__Short problem__.
From the entries below, copy out every line with "data" in it.

########################################

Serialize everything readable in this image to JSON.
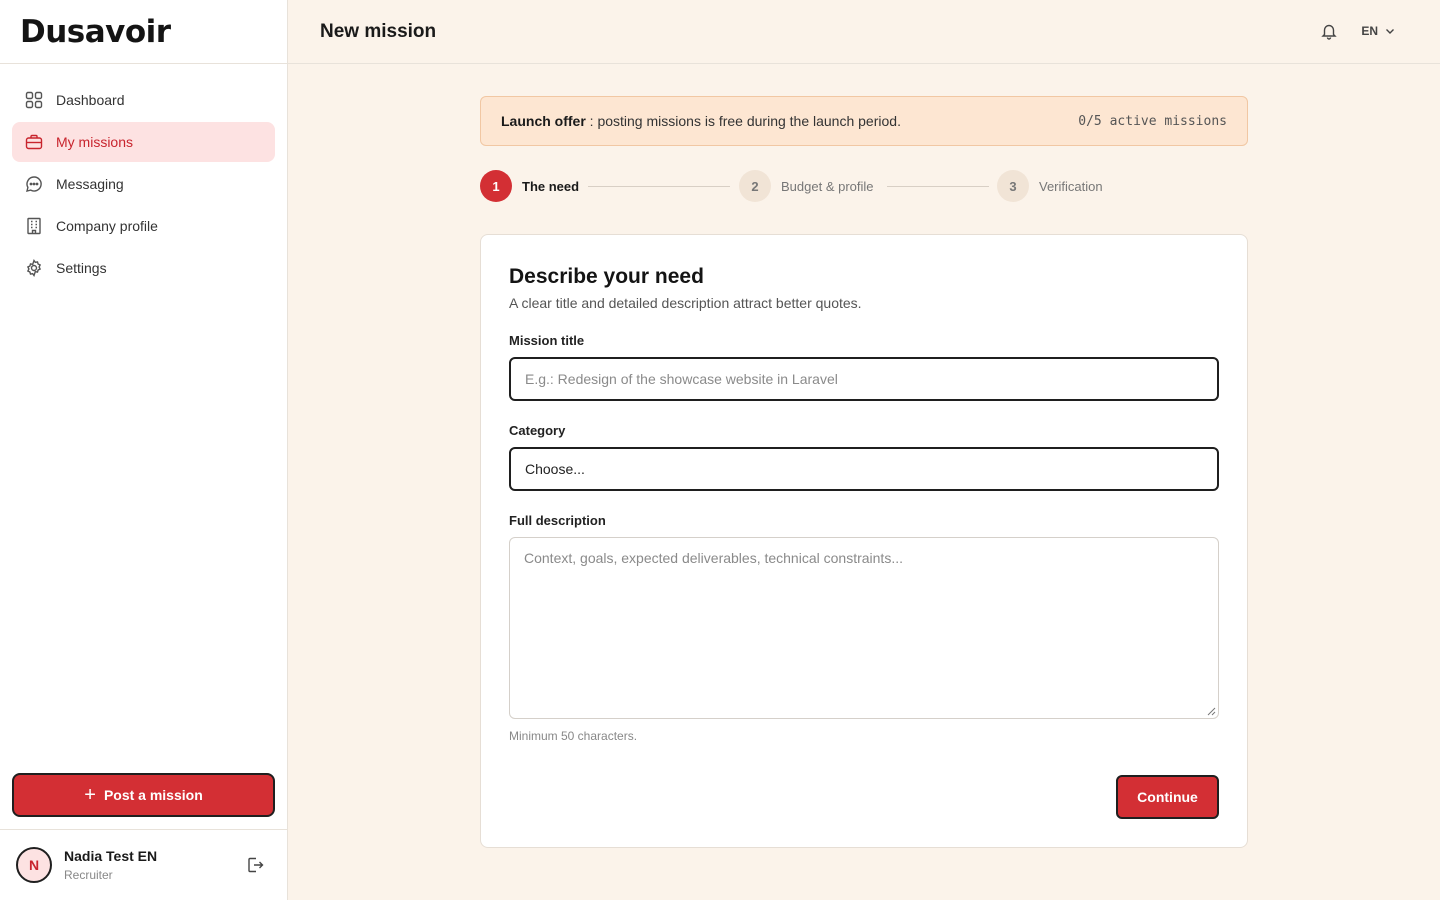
{
  "app": {
    "logo": "Dusavoir"
  },
  "sidebar": {
    "items": [
      {
        "label": "Dashboard",
        "icon": "dashboard-grid-icon"
      },
      {
        "label": "My missions",
        "icon": "briefcase-icon",
        "active": true
      },
      {
        "label": "Messaging",
        "icon": "chat-bubble-icon"
      },
      {
        "label": "Company profile",
        "icon": "building-icon"
      },
      {
        "label": "Settings",
        "icon": "gear-icon"
      }
    ],
    "post_button": {
      "icon": "plus-icon",
      "label": "Post a mission"
    },
    "user": {
      "initial": "N",
      "name": "Nadia Test EN",
      "role": "Recruiter"
    }
  },
  "header": {
    "title": "New mission",
    "language": "EN"
  },
  "banner": {
    "strong": "Launch offer",
    "text": " : posting missions is free during the launch period.",
    "count": "0/5 active missions"
  },
  "steps": [
    {
      "num": "1",
      "label": "The need",
      "state": "current"
    },
    {
      "num": "2",
      "label": "Budget & profile",
      "state": "pending"
    },
    {
      "num": "3",
      "label": "Verification",
      "state": "pending"
    }
  ],
  "form": {
    "title": "Describe your need",
    "subtitle": "A clear title and detailed description attract better quotes.",
    "mission_title": {
      "label": "Mission title",
      "placeholder": "E.g.: Redesign of the showcase website in Laravel"
    },
    "category": {
      "label": "Category",
      "value": "Choose..."
    },
    "description": {
      "label": "Full description",
      "placeholder": "Context, goals, expected deliverables, technical constraints...",
      "hint": "Minimum 50 characters."
    },
    "continue_label": "Continue"
  },
  "colors": {
    "accent": "#d32f34",
    "active_bg": "#fde2e2",
    "page_bg": "#fbf3ea",
    "banner_bg": "#fde6d2"
  }
}
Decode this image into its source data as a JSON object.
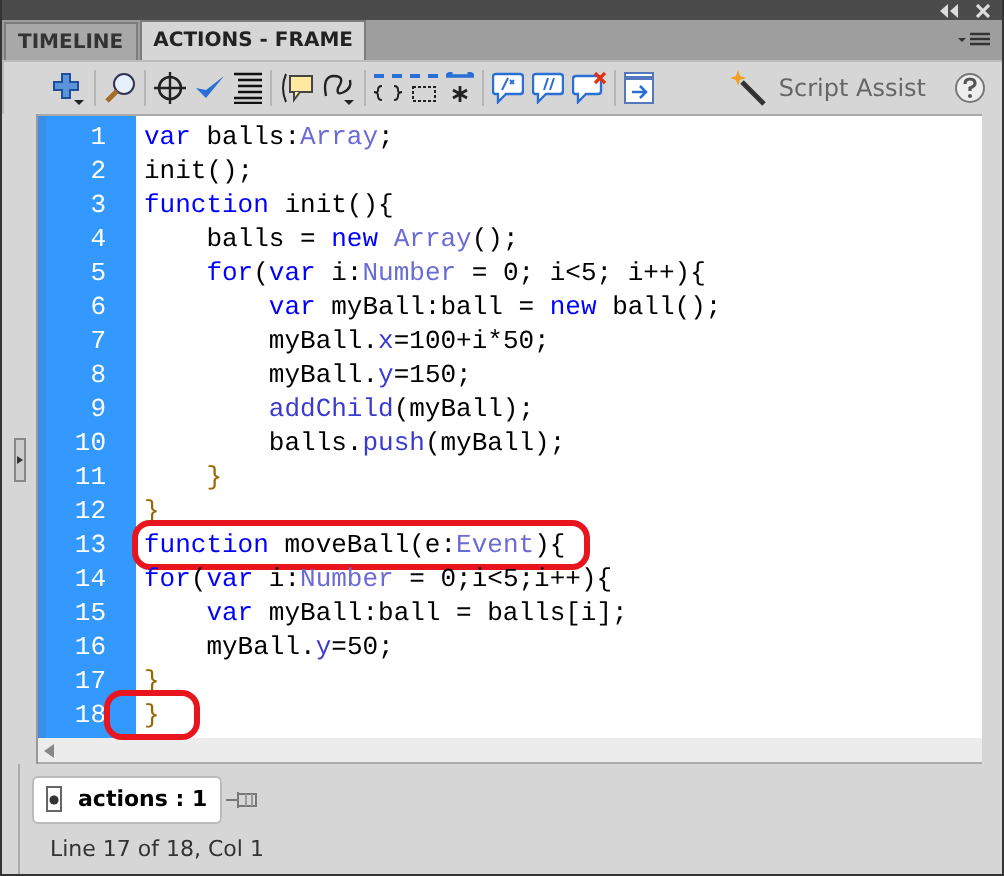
{
  "tabs": [
    {
      "label": "TIMELINE",
      "selected": false
    },
    {
      "label": "ACTIONS - FRAME",
      "selected": true
    }
  ],
  "toolbar": {
    "script_assist": "Script Assist"
  },
  "code": [
    {
      "n": "1",
      "tokens": [
        {
          "kind": "kw",
          "text": "var"
        },
        {
          "kind": "plain",
          "text": " balls:"
        },
        {
          "kind": "cls",
          "text": "Array"
        },
        {
          "kind": "plain",
          "text": ";"
        }
      ],
      "highlighted": false
    },
    {
      "n": "2",
      "tokens": [
        {
          "kind": "plain",
          "text": "init();"
        }
      ],
      "highlighted": false
    },
    {
      "n": "3",
      "tokens": [
        {
          "kind": "kw",
          "text": "function"
        },
        {
          "kind": "plain",
          "text": " init(){"
        }
      ],
      "highlighted": false
    },
    {
      "n": "4",
      "tokens": [
        {
          "kind": "plain",
          "text": "    balls = "
        },
        {
          "kind": "kw",
          "text": "new "
        },
        {
          "kind": "cls",
          "text": "Array"
        },
        {
          "kind": "plain",
          "text": "();"
        }
      ],
      "highlighted": false
    },
    {
      "n": "5",
      "tokens": [
        {
          "kind": "kw",
          "text": "    for"
        },
        {
          "kind": "plain",
          "text": "("
        },
        {
          "kind": "kw",
          "text": "var"
        },
        {
          "kind": "plain",
          "text": " i:"
        },
        {
          "kind": "cls",
          "text": "Number"
        },
        {
          "kind": "plain",
          "text": " = 0; i<5; i++){"
        }
      ],
      "highlighted": false
    },
    {
      "n": "6",
      "tokens": [
        {
          "kind": "kw",
          "text": "        var"
        },
        {
          "kind": "plain",
          "text": " myBall:ball = "
        },
        {
          "kind": "kw",
          "text": "new"
        },
        {
          "kind": "plain",
          "text": " ball();"
        }
      ],
      "highlighted": false
    },
    {
      "n": "7",
      "tokens": [
        {
          "kind": "plain",
          "text": "        myBall."
        },
        {
          "kind": "prop",
          "text": "x"
        },
        {
          "kind": "plain",
          "text": "=100+i*50;"
        }
      ],
      "highlighted": false
    },
    {
      "n": "8",
      "tokens": [
        {
          "kind": "plain",
          "text": "        myBall."
        },
        {
          "kind": "prop",
          "text": "y"
        },
        {
          "kind": "plain",
          "text": "=150;"
        }
      ],
      "highlighted": false
    },
    {
      "n": "9",
      "tokens": [
        {
          "kind": "prop",
          "text": "        addChild"
        },
        {
          "kind": "plain",
          "text": "(myBall);"
        }
      ],
      "highlighted": false
    },
    {
      "n": "10",
      "tokens": [
        {
          "kind": "plain",
          "text": "        balls."
        },
        {
          "kind": "prop",
          "text": "push"
        },
        {
          "kind": "plain",
          "text": "(myBall);"
        }
      ],
      "highlighted": false
    },
    {
      "n": "11",
      "tokens": [
        {
          "kind": "brace",
          "text": "    }"
        }
      ],
      "highlighted": false
    },
    {
      "n": "12",
      "tokens": [
        {
          "kind": "brace",
          "text": "}"
        }
      ],
      "highlighted": false
    },
    {
      "n": "13",
      "tokens": [
        {
          "kind": "kw",
          "text": "function"
        },
        {
          "kind": "plain",
          "text": " moveBall(e:"
        },
        {
          "kind": "cls",
          "text": "Event"
        },
        {
          "kind": "plain",
          "text": "){"
        }
      ],
      "highlighted": true
    },
    {
      "n": "14",
      "tokens": [
        {
          "kind": "kw",
          "text": "for"
        },
        {
          "kind": "plain",
          "text": "("
        },
        {
          "kind": "kw",
          "text": "var"
        },
        {
          "kind": "plain",
          "text": " i:"
        },
        {
          "kind": "cls",
          "text": "Number"
        },
        {
          "kind": "plain",
          "text": " = 0;i<5;i++){"
        }
      ],
      "highlighted": false
    },
    {
      "n": "15",
      "tokens": [
        {
          "kind": "kw",
          "text": "    var"
        },
        {
          "kind": "plain",
          "text": " myBall:ball = balls[i];"
        }
      ],
      "highlighted": false
    },
    {
      "n": "16",
      "tokens": [
        {
          "kind": "plain",
          "text": "    myBall."
        },
        {
          "kind": "prop",
          "text": "y"
        },
        {
          "kind": "plain",
          "text": "=50;"
        }
      ],
      "highlighted": false
    },
    {
      "n": "17",
      "tokens": [
        {
          "kind": "brace",
          "text": "}"
        }
      ],
      "highlighted": false
    },
    {
      "n": "18",
      "tokens": [
        {
          "kind": "brace",
          "text": "}"
        }
      ],
      "highlighted": true
    }
  ],
  "script_tab": {
    "label": "actions : 1"
  },
  "status_bar": "Line 17 of 18, Col 1"
}
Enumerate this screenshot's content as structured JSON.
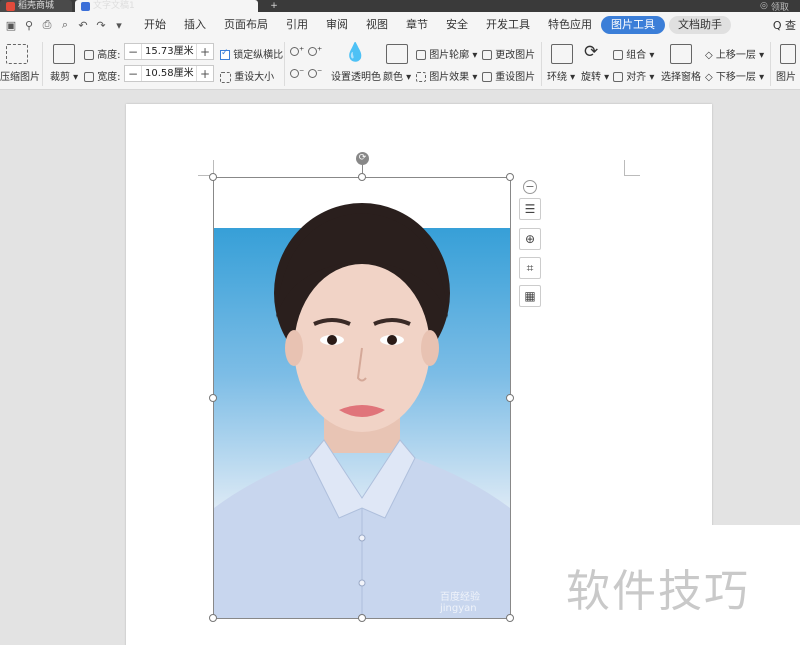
{
  "titlebar": {
    "tab_store": "稻壳商城",
    "tab_doc": "文字文稿1",
    "tab_new": "+",
    "right_label": "领取"
  },
  "quick_access": [
    "save-icon",
    "cloud-icon",
    "print-icon",
    "preview-icon",
    "undo-icon",
    "redo-icon",
    "more-icon"
  ],
  "menu": {
    "items": [
      "开始",
      "插入",
      "页面布局",
      "引用",
      "审阅",
      "视图",
      "章节",
      "安全",
      "开发工具",
      "特色应用"
    ],
    "active": "图片工具",
    "assistant": "文档助手",
    "search": "Q 查"
  },
  "ribbon": {
    "compress": "压缩图片",
    "crop": "裁剪",
    "height_label": "高度:",
    "height_value": "15.73厘米",
    "width_label": "宽度:",
    "width_value": "10.58厘米",
    "lock_ratio": "锁定纵横比",
    "reset_size": "重设大小",
    "set_transparent": "设置透明色",
    "color": "颜色",
    "picture_outline": "图片轮廓",
    "picture_effects": "图片效果",
    "change_picture": "更改图片",
    "reset_picture": "重设图片",
    "wrap": "环绕",
    "rotate": "旋转",
    "group": "组合",
    "align": "对齐",
    "selection_pane": "选择窗格",
    "bring_forward": "上移一层",
    "send_backward": "下移一层",
    "more": "图片"
  },
  "photo": {
    "watermark": "百度经验 jingyan"
  },
  "overlay_watermark": "软件技巧",
  "colors": {
    "accent": "#3b7ed8",
    "sky_top": "#38a0d8"
  }
}
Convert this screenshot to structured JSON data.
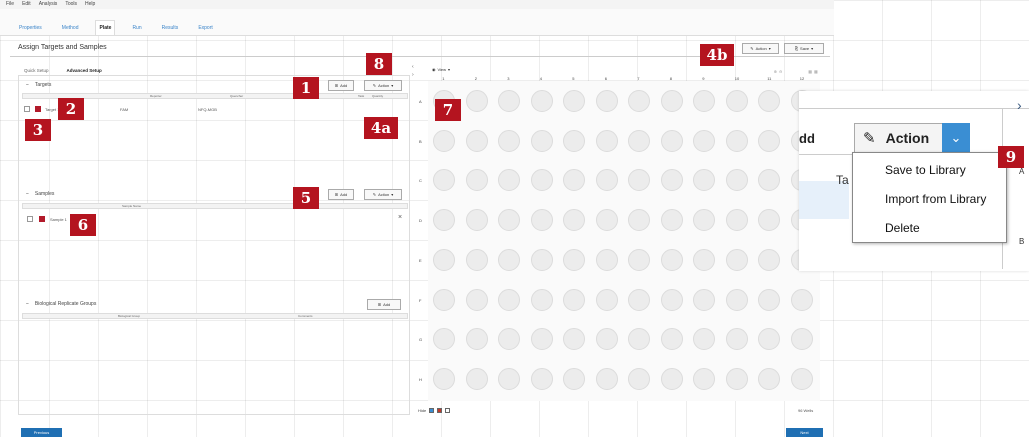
{
  "menubar": [
    "File",
    "Edit",
    "Analysis",
    "Tools",
    "Help"
  ],
  "tabs": [
    "Properties",
    "Method",
    "Plate",
    "Run",
    "Results",
    "Export"
  ],
  "page_title": "Assign Targets and Samples",
  "subtabs": [
    "Quick Setup",
    "Advanced Setup"
  ],
  "targets": {
    "title": "Targets",
    "add": "Add",
    "action": "Action",
    "cols": [
      "Reporter",
      "Quencher",
      "Task",
      "Quantity"
    ],
    "row": {
      "name": "Target 1",
      "reporter": "FAM",
      "quencher": "NFQ-MGB"
    }
  },
  "samples": {
    "title": "Samples",
    "add": "Add",
    "action": "Action",
    "col": "Sample Name",
    "row": "Sample 1"
  },
  "bio_groups": {
    "title": "Biological Replicate Groups",
    "add": "Add",
    "cols": [
      "Biological Group",
      "Comments"
    ]
  },
  "top_right": {
    "action": "Action",
    "save": "Save"
  },
  "plate": {
    "view": "View",
    "cols": [
      "1",
      "2",
      "3",
      "4",
      "5",
      "6",
      "7",
      "8",
      "9",
      "10",
      "11",
      "12"
    ],
    "rows": [
      "A",
      "B",
      "C",
      "D",
      "E",
      "F",
      "G",
      "H"
    ],
    "wells_count": "96 Wells",
    "legend": "Hide"
  },
  "zoom": {
    "add_partial": "dd",
    "action": "Action",
    "task_partial": "Ta",
    "menu": [
      "Save to Library",
      "Import from Library",
      "Delete"
    ],
    "row_labels": [
      "A",
      "B"
    ]
  },
  "badges": {
    "b1": "1",
    "b2": "2",
    "b3": "3",
    "b4a": "4a",
    "b4b": "4b",
    "b5": "5",
    "b6": "6",
    "b7": "7",
    "b8": "8",
    "b9": "9"
  },
  "footer": {
    "prev": "Previous",
    "next": "Next"
  }
}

########################################

__Solution for this task__.
Decode this image into its source data as a JSON object.
Convert this screenshot to structured JSON data.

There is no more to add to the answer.